--- begin ---

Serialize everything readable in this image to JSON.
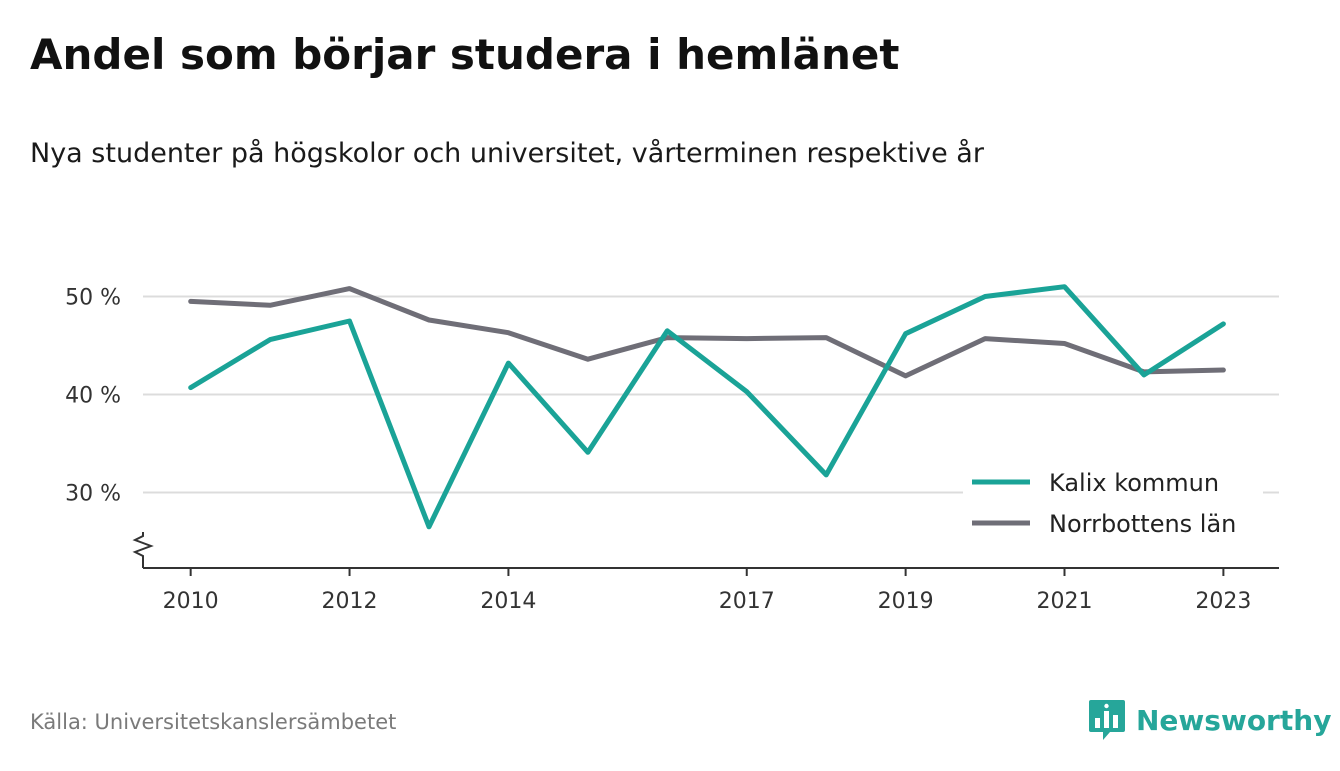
{
  "header": {
    "title": "Andel som börjar studera i hemlänet",
    "subtitle": "Nya studenter på högskolor och universitet, vårterminen respektive år"
  },
  "footer": {
    "source": "Källa: Universitetskanslersämbetet",
    "brand": "Newsworthy",
    "brand_icon": "bar-chart-speech-bubble-icon"
  },
  "chart_data": {
    "type": "line",
    "title": "Andel som börjar studera i hemlänet",
    "subtitle": "Nya studenter på högskolor och universitet, vårterminen respektive år",
    "xlabel": "",
    "ylabel": "",
    "x": [
      2010,
      2011,
      2012,
      2013,
      2014,
      2015,
      2016,
      2017,
      2018,
      2019,
      2020,
      2021,
      2022,
      2023
    ],
    "x_ticks": [
      2010,
      2012,
      2014,
      2017,
      2019,
      2021,
      2023
    ],
    "y_ticks": [
      30,
      40,
      50
    ],
    "y_tick_suffix": " %",
    "xlim": [
      2009.4,
      2023.7
    ],
    "ylim": [
      22.3,
      52.7
    ],
    "y_axis_break": true,
    "grid": "horizontal",
    "legend_position": "bottom-right",
    "series": [
      {
        "name": "Kalix kommun",
        "color": "#1aa397",
        "values": [
          40.7,
          45.6,
          47.5,
          26.5,
          43.2,
          34.1,
          46.5,
          40.3,
          31.8,
          46.2,
          50.0,
          51.0,
          42.0,
          47.2
        ]
      },
      {
        "name": "Norrbottens län",
        "color": "#6f6e77",
        "values": [
          49.5,
          49.1,
          50.8,
          47.6,
          46.3,
          43.6,
          45.8,
          45.7,
          45.8,
          41.9,
          45.7,
          45.2,
          42.3,
          42.5
        ]
      }
    ]
  }
}
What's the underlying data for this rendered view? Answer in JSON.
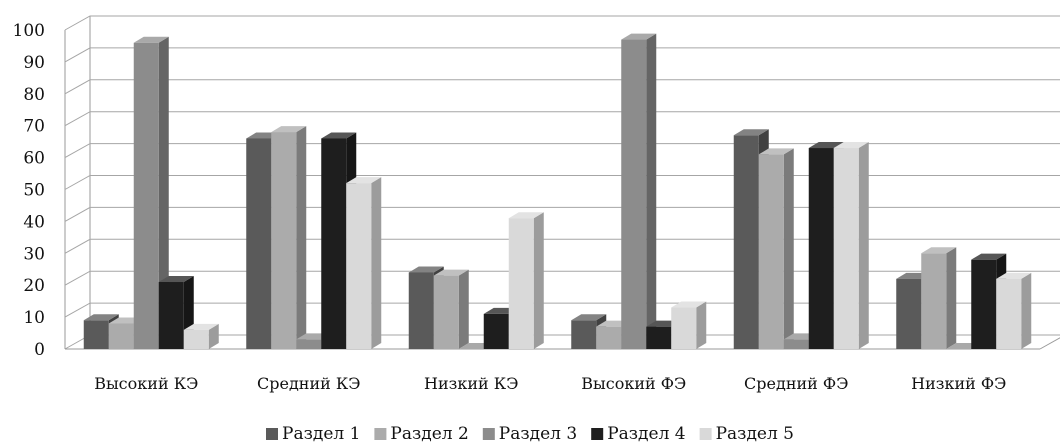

--- end ---

#### Given exercise
Copy every line above in which the string "this" shows up.

#### Problem solution
Serialize everything readable in this image to JSON.
What's the underlying data for this rendered view? Answer in JSON.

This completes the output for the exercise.